» **Data to use**

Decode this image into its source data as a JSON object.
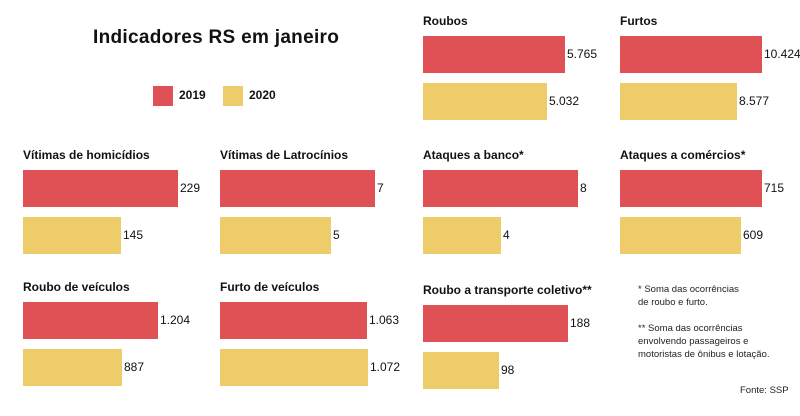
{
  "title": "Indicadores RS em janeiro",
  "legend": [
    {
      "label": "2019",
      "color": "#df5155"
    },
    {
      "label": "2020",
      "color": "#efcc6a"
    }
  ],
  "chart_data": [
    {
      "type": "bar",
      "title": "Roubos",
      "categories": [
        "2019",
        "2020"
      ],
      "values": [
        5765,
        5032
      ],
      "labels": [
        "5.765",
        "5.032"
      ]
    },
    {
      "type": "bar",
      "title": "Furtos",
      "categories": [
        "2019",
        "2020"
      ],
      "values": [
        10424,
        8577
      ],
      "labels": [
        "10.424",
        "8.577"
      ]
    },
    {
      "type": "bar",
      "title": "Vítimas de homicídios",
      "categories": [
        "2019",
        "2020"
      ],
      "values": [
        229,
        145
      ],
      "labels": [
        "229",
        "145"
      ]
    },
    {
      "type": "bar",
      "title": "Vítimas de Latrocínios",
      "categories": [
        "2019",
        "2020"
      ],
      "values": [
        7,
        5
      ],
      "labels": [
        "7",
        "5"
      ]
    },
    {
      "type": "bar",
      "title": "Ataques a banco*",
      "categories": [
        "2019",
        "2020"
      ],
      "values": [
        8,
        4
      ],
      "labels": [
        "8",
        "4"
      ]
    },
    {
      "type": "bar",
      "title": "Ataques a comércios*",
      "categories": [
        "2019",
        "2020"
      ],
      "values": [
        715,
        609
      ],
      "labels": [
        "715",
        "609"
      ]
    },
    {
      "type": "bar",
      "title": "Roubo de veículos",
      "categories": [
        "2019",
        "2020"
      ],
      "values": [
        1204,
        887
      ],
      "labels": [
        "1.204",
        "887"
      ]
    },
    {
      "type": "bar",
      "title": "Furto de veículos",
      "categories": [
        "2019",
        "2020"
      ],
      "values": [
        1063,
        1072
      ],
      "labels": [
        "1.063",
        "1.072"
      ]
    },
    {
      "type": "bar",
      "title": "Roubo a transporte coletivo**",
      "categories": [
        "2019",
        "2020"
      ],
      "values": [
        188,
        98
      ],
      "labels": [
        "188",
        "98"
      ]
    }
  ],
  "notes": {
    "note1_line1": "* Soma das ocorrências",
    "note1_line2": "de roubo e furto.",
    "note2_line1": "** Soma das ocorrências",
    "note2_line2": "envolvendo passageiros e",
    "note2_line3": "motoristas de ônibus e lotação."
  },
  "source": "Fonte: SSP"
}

==

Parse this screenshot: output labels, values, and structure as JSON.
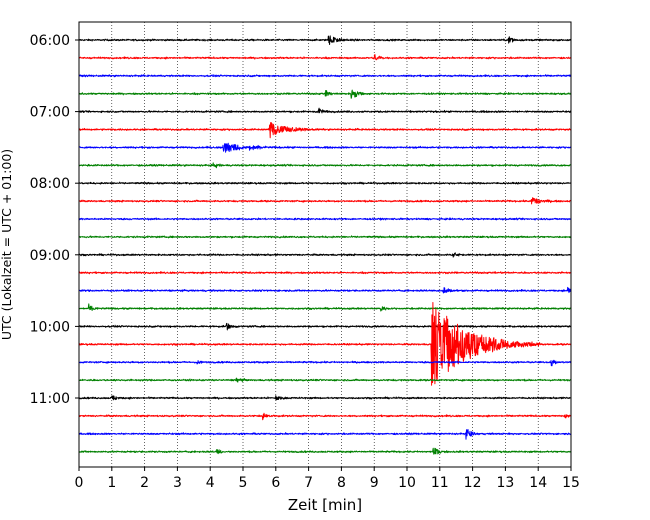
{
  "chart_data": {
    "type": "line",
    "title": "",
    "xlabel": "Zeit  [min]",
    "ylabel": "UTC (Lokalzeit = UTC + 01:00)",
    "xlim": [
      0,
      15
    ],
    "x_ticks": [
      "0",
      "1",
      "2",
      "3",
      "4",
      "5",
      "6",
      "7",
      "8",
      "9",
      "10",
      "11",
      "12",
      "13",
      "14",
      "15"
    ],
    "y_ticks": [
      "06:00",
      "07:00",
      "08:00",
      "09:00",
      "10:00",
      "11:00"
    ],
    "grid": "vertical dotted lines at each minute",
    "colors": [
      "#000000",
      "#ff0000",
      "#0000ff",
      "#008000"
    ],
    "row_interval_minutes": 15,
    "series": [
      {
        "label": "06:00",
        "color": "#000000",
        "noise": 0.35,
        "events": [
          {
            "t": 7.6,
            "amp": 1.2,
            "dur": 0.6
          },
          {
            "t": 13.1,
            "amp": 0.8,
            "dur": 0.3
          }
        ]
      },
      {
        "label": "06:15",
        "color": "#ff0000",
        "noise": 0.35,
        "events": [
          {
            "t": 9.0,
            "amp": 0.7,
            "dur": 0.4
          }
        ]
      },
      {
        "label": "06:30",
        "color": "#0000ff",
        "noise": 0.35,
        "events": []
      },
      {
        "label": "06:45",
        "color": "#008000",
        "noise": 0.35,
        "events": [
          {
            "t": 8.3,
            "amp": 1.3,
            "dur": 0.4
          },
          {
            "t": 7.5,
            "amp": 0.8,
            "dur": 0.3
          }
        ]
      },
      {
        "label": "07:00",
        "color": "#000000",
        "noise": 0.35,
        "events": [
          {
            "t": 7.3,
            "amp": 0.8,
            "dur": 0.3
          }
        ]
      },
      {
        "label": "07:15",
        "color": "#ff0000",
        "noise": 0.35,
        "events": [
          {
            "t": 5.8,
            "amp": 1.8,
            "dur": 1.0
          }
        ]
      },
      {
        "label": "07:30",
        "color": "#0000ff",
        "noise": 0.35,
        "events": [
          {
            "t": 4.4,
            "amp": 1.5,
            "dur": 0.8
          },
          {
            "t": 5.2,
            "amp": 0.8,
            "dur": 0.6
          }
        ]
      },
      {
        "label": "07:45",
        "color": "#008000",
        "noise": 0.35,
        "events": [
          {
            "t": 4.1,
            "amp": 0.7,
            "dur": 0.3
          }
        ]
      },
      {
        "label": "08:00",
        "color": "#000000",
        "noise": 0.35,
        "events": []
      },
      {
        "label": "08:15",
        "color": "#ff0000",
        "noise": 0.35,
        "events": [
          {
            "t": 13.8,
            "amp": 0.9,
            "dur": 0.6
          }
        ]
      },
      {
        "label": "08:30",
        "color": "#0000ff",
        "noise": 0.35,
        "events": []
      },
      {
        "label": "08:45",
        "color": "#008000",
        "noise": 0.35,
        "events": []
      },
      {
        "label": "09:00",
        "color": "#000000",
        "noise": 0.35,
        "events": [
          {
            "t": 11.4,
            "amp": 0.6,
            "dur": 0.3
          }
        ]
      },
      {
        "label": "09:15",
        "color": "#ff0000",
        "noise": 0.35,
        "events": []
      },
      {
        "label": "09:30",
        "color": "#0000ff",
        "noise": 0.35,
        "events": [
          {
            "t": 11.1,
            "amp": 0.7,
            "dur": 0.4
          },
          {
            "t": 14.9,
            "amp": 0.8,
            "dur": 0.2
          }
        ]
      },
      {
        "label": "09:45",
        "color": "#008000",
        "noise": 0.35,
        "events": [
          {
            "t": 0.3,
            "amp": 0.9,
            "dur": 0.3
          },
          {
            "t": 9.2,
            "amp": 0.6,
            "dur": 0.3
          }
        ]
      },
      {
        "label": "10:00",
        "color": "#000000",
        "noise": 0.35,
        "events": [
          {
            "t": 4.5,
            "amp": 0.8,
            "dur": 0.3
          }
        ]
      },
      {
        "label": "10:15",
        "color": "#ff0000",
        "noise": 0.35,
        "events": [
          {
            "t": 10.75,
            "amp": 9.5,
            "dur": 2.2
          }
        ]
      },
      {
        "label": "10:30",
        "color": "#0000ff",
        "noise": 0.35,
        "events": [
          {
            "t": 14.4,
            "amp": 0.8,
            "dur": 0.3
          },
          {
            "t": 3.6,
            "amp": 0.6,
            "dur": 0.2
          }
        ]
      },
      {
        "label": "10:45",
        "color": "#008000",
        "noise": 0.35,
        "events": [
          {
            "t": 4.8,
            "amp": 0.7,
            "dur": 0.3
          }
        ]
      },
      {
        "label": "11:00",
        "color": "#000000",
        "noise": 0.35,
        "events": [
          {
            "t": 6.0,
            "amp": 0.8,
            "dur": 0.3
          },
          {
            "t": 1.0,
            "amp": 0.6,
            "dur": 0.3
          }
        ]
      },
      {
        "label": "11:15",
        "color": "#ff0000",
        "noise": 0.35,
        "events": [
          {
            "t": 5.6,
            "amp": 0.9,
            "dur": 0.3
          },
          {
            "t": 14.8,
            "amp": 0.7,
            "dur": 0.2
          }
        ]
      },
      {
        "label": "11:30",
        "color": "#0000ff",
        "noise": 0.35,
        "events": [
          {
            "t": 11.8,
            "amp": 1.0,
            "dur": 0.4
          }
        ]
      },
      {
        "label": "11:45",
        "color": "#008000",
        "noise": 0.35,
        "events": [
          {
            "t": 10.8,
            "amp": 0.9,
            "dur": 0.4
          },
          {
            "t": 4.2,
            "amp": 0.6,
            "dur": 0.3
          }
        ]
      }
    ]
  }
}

» **Exercise objective**
Collect each line of the entries that has the word "Vítimas", copying it in full.

» **Correct result**
      "title": "Vítimas de homicídios",
      "title": "Vítimas de Latrocínios",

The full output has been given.